**Exercise:**
Repeat the records exactly. Every line must match.

**Listing:**
§ §

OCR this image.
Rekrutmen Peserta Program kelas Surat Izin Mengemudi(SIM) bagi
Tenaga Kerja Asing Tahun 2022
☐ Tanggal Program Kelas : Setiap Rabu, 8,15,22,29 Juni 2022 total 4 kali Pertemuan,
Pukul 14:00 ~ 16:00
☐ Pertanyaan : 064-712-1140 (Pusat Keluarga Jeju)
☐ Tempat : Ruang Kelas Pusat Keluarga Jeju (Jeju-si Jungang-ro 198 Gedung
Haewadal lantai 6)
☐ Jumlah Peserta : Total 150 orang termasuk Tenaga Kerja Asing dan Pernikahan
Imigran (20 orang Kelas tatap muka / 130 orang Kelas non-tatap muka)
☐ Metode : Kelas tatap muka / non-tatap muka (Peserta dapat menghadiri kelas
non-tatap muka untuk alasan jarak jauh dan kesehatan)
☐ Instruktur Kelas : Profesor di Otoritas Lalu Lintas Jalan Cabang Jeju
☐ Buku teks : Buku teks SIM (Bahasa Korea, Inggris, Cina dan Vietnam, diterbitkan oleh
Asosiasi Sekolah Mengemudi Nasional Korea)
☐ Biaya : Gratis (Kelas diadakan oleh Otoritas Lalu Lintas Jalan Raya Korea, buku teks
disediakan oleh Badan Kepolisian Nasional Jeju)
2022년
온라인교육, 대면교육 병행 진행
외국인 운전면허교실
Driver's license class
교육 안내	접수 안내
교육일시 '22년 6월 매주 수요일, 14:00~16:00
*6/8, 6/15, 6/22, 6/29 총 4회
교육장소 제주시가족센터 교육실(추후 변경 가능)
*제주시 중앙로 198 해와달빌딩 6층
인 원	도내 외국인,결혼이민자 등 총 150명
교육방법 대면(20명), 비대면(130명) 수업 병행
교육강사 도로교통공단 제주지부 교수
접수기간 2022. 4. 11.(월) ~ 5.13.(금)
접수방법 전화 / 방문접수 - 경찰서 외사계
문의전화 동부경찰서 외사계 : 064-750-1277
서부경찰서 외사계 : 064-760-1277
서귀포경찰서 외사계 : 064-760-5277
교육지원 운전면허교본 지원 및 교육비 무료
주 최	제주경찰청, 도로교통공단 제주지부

§ §

**Exercise solution:**
OCR this image.
Rekrutmen Peserta Program kelas Surat Izin Mengemudi(SIM) bagi
Tenaga Kerja Asing Tahun 2022
☐ Tanggal Program Kelas : Setiap Rabu, 8,15,22,29 Juni 2022 total 4 kali Pertemuan,
Pukul 14:00 ~ 16:00
☐ Pertanyaan : 064-712-1140 (Pusat Keluarga Jeju)
☐ Tempat : Ruang Kelas Pusat Keluarga Jeju (Jeju-si Jungang-ro 198 Gedung
Haewadal lantai 6)
☐ Jumlah Peserta : Total 150 orang termasuk Tenaga Kerja Asing dan Pernikahan
Imigran (20 orang Kelas tatap muka / 130 orang Kelas non-tatap muka)
☐ Metode : Kelas tatap muka / non-tatap muka (Peserta dapat menghadiri kelas
non-tatap muka untuk alasan jarak jauh dan kesehatan)
☐ Instruktur Kelas : Profesor di Otoritas Lalu Lintas Jalan Cabang Jeju
☐ Buku teks : Buku teks SIM (Bahasa Korea, Inggris, Cina dan Vietnam, diterbitkan oleh
Asosiasi Sekolah Mengemudi Nasional Korea)
☐ Biaya : Gratis (Kelas diadakan oleh Otoritas Lalu Lintas Jalan Raya Korea, buku teks
disediakan oleh Badan Kepolisian Nasional Jeju)
2022년
온라인교육, 대면교육 병행 진행
외국인 운전면허교실
Driver's license class
교육 안내	접수 안내
교육일시 '22년 6월 매주 수요일, 14:00~16:00
*6/8, 6/15, 6/22, 6/29 총 4회
교육장소 제주시가족센터 교육실(추후 변경 가능)
*제주시 중앙로 198 해와달빌딩 6층
인 원	도내 외국인,결혼이민자 등 총 150명
교육방법 대면(20명), 비대면(130명) 수업 병행
교육강사 도로교통공단 제주지부 교수
접수기간 2022. 4. 11.(월) ~ 5.13.(금)
접수방법 전화 / 방문접수 - 경찰서 외사계
문의전화 동부경찰서 외사계 : 064-750-1277
서부경찰서 외사계 : 064-760-1277
서귀포경찰서 외사계 : 064-760-5277
교육지원 운전면허교본 지원 및 교육비 무료
주 최	제주경찰청, 도로교통공단 제주지부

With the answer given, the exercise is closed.